Available records:
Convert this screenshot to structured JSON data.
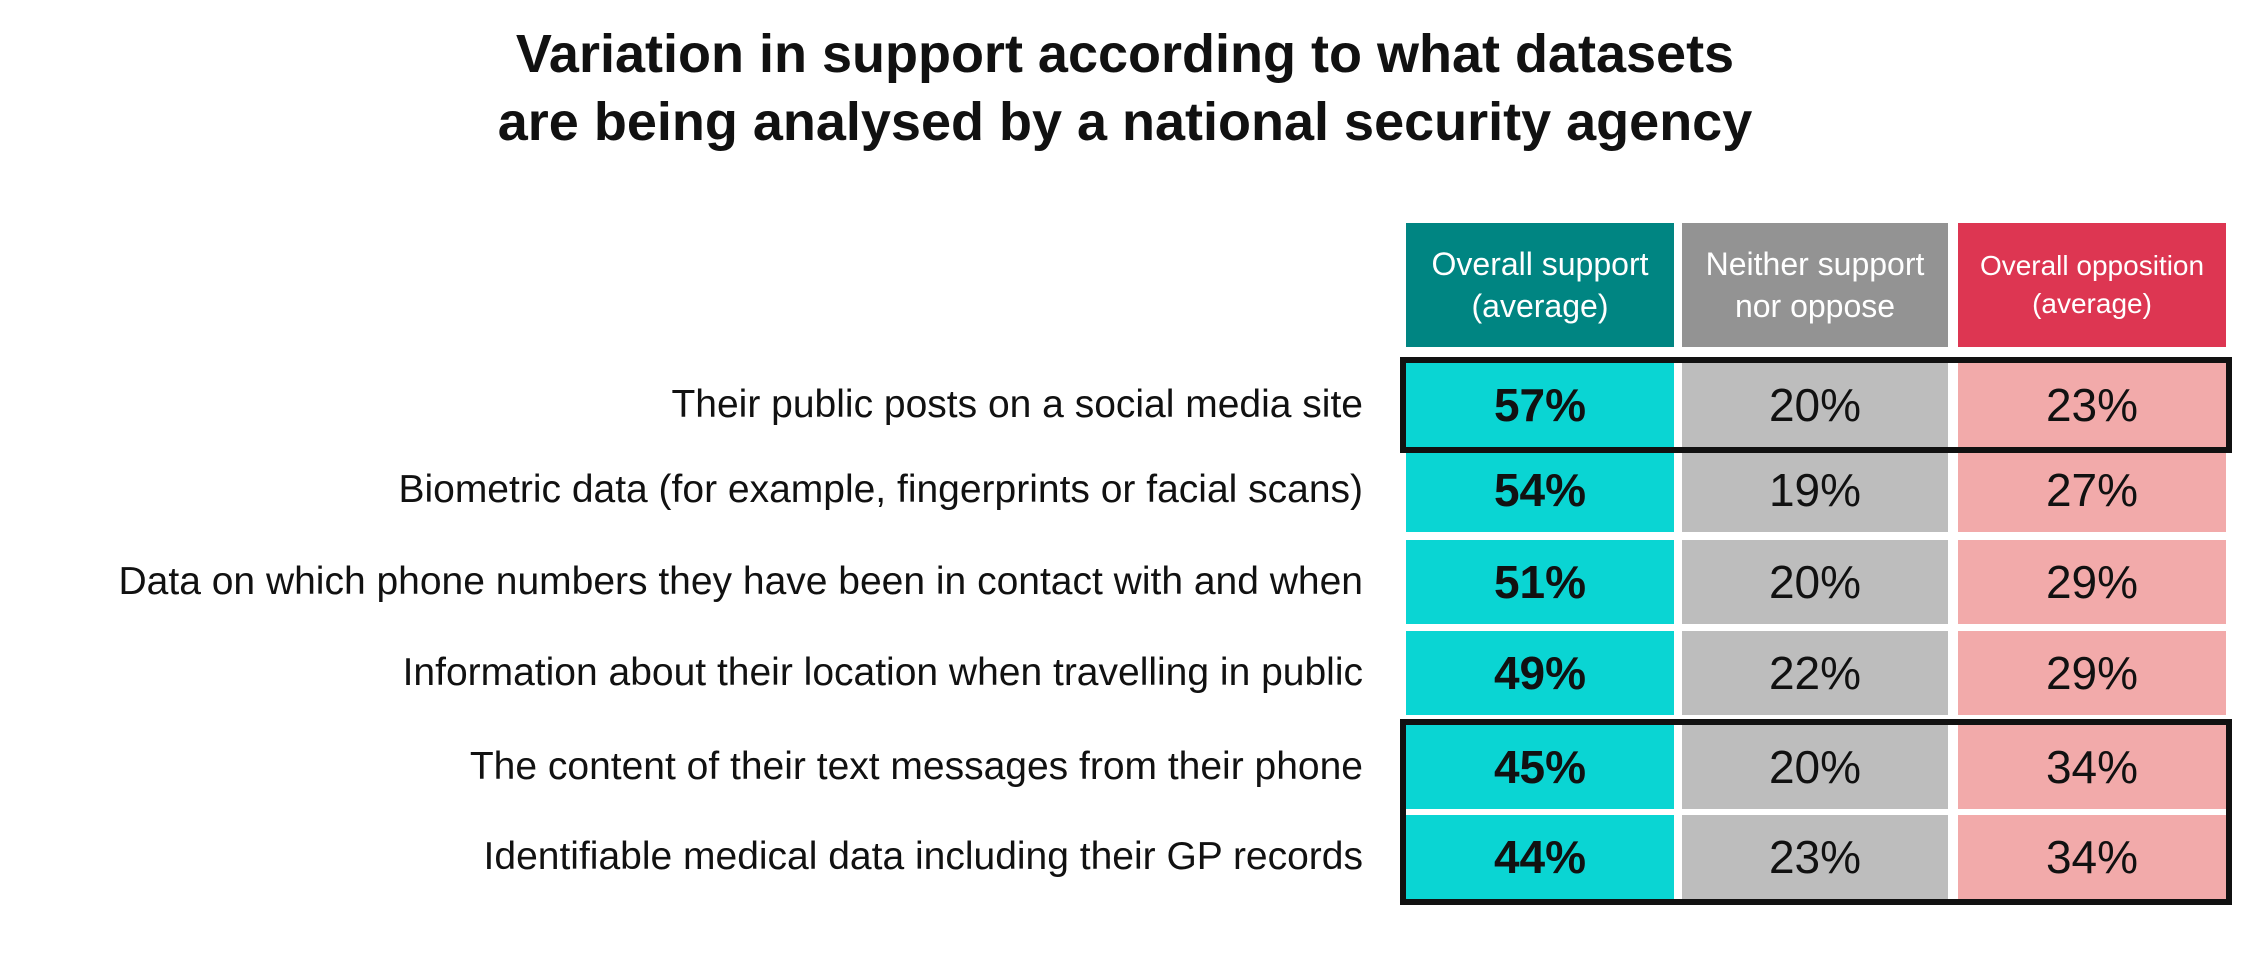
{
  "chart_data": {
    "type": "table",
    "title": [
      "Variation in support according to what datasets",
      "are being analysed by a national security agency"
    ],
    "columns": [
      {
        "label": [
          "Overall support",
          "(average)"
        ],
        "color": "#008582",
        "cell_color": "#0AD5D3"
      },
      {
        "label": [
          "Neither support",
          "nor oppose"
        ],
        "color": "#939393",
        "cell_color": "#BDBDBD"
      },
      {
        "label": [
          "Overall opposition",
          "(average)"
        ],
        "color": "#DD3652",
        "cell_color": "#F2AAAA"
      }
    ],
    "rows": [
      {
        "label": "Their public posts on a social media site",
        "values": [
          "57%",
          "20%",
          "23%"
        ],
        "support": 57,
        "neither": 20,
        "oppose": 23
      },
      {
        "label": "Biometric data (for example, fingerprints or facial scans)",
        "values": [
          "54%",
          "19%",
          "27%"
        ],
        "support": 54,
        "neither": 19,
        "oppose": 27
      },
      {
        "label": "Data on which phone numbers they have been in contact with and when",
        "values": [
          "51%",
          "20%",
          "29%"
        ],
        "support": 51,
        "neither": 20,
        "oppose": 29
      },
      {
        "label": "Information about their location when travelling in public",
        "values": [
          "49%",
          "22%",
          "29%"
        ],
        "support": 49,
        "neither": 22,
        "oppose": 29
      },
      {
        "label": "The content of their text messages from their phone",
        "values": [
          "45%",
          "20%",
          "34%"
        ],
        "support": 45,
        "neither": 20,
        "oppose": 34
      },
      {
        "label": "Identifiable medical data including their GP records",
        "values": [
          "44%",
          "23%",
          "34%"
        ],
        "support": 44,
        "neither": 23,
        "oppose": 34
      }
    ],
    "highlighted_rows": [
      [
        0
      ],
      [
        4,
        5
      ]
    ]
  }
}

* * *

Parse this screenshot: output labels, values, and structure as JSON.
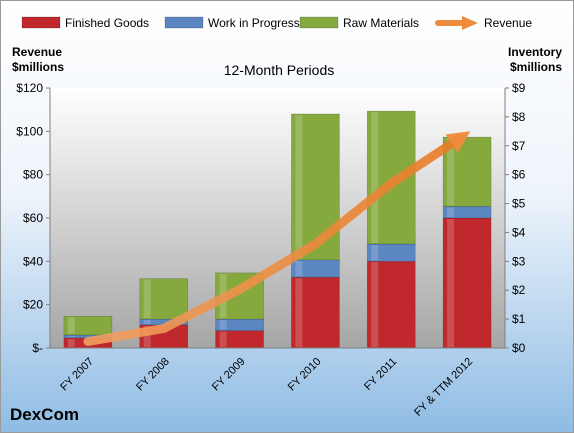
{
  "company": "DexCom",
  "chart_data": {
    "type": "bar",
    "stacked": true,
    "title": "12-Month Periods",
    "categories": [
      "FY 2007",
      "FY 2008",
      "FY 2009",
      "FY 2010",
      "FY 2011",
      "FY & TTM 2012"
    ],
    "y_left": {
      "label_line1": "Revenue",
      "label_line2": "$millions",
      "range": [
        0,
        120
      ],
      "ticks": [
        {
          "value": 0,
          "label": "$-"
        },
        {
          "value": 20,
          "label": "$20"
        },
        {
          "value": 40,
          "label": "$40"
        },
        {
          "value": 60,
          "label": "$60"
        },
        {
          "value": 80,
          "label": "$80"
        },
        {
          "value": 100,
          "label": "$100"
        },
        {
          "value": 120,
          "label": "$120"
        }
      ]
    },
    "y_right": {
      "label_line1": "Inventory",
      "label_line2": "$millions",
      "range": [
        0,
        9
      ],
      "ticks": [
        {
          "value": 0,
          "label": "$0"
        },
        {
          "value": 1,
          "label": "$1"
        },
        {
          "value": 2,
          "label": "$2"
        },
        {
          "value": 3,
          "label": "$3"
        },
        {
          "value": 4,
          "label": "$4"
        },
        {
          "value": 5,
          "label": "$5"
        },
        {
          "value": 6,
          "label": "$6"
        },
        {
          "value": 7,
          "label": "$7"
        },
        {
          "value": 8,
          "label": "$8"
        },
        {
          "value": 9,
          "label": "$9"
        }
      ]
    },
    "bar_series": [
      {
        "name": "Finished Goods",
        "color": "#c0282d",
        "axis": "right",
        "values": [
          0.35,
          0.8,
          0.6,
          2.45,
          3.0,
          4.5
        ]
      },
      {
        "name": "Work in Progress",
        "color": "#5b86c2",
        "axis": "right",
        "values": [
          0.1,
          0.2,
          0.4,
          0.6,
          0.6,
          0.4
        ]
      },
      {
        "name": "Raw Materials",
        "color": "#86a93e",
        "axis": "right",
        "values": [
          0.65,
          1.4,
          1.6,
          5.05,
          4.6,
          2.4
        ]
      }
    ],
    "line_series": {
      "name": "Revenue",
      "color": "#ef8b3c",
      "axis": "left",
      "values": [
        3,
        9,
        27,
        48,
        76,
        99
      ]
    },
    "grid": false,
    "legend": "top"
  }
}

---

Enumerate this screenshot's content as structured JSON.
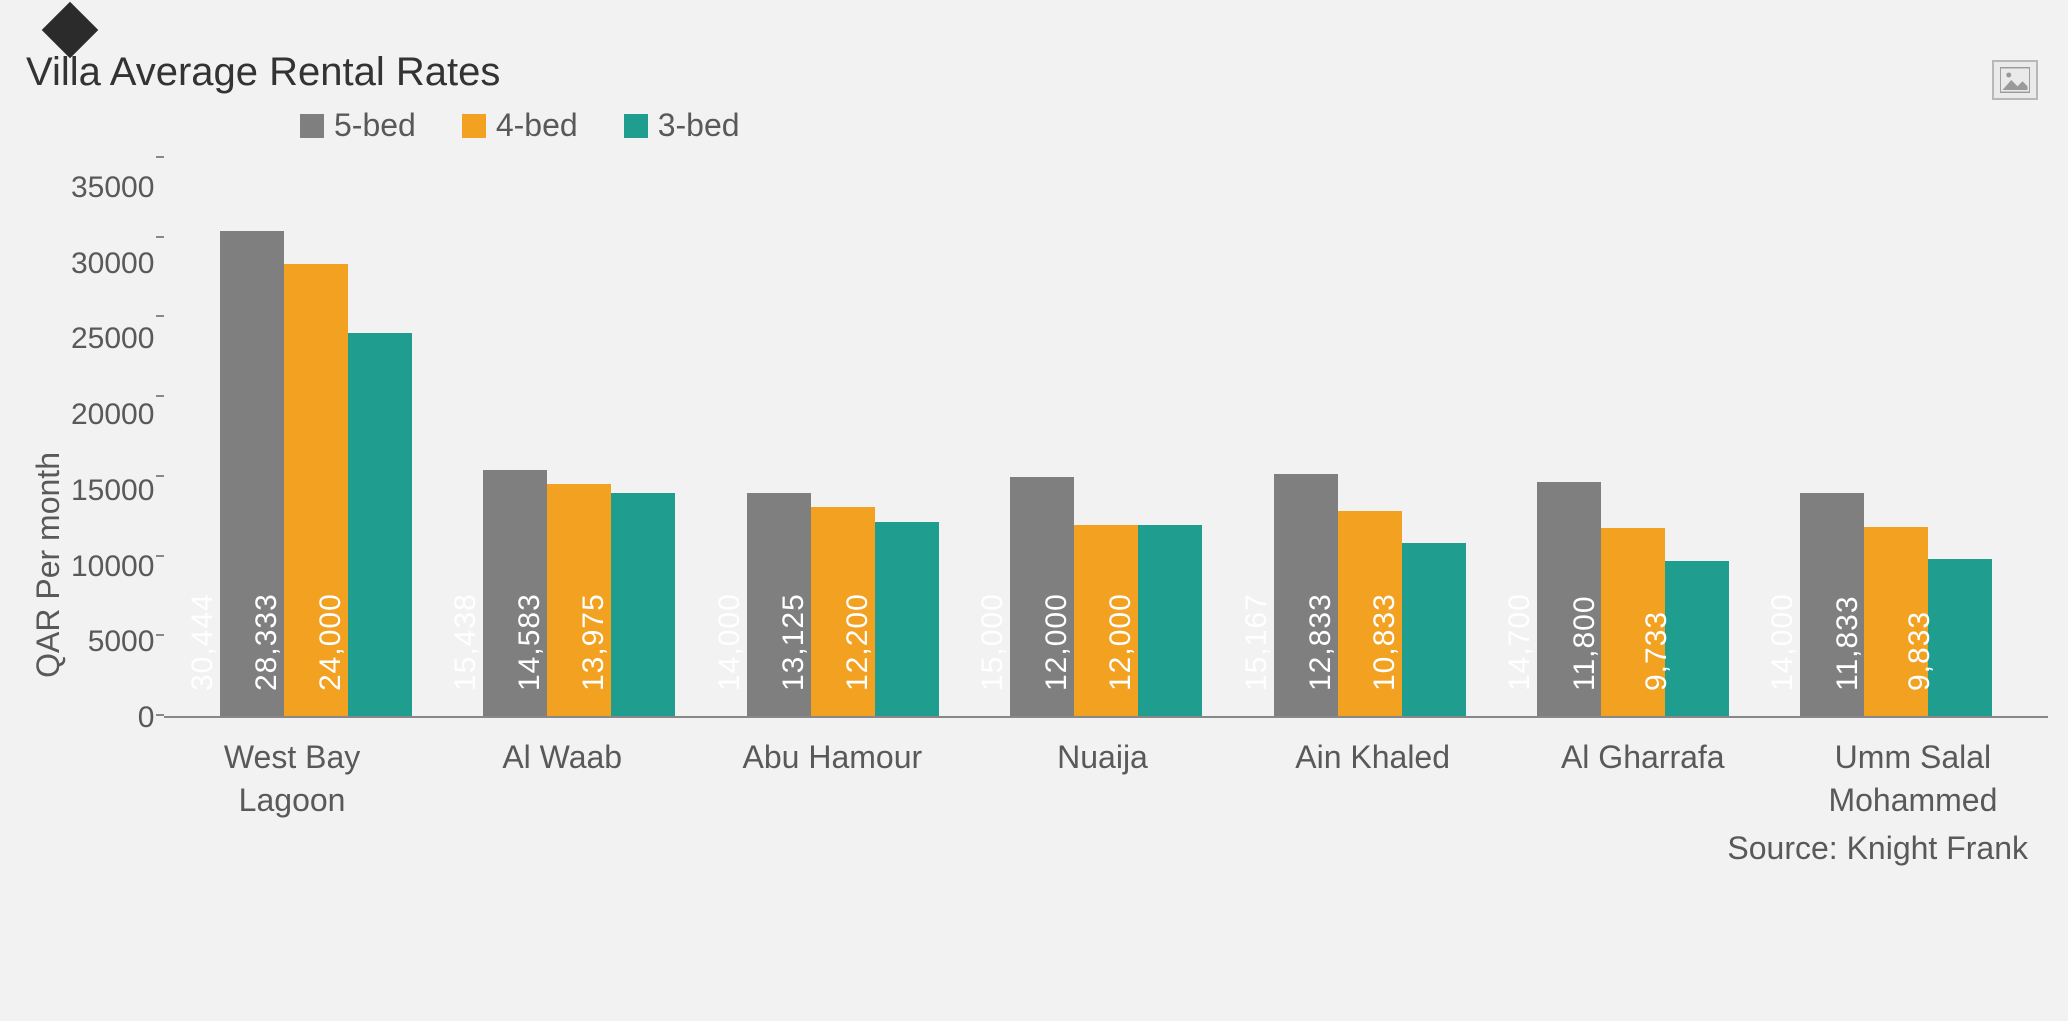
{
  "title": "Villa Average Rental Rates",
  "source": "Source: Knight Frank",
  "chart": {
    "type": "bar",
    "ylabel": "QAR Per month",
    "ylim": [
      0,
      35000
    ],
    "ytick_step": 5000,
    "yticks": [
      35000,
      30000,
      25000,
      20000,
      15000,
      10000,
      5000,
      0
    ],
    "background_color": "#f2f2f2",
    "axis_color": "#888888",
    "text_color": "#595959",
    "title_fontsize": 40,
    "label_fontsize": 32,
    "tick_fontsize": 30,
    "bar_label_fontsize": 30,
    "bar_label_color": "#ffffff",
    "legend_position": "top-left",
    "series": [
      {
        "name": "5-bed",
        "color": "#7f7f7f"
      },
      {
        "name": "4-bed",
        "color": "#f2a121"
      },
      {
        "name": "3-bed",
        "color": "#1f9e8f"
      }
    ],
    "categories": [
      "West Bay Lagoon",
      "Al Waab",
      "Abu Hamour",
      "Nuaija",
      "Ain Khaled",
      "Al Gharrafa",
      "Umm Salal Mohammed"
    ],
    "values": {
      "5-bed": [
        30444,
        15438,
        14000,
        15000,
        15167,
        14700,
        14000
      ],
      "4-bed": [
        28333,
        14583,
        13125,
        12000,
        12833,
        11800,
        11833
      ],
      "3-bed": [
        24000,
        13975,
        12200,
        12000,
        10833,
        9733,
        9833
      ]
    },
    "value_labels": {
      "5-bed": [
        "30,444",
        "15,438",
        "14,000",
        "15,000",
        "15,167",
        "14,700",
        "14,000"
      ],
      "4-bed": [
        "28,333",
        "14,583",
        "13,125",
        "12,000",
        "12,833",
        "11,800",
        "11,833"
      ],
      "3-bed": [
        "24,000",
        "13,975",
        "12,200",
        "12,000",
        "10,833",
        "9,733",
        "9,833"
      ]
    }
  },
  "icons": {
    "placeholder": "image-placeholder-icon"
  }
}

Problem to work on: Count the lines in the entries above that include the string "public", then give only that figure.

Finished answer: 2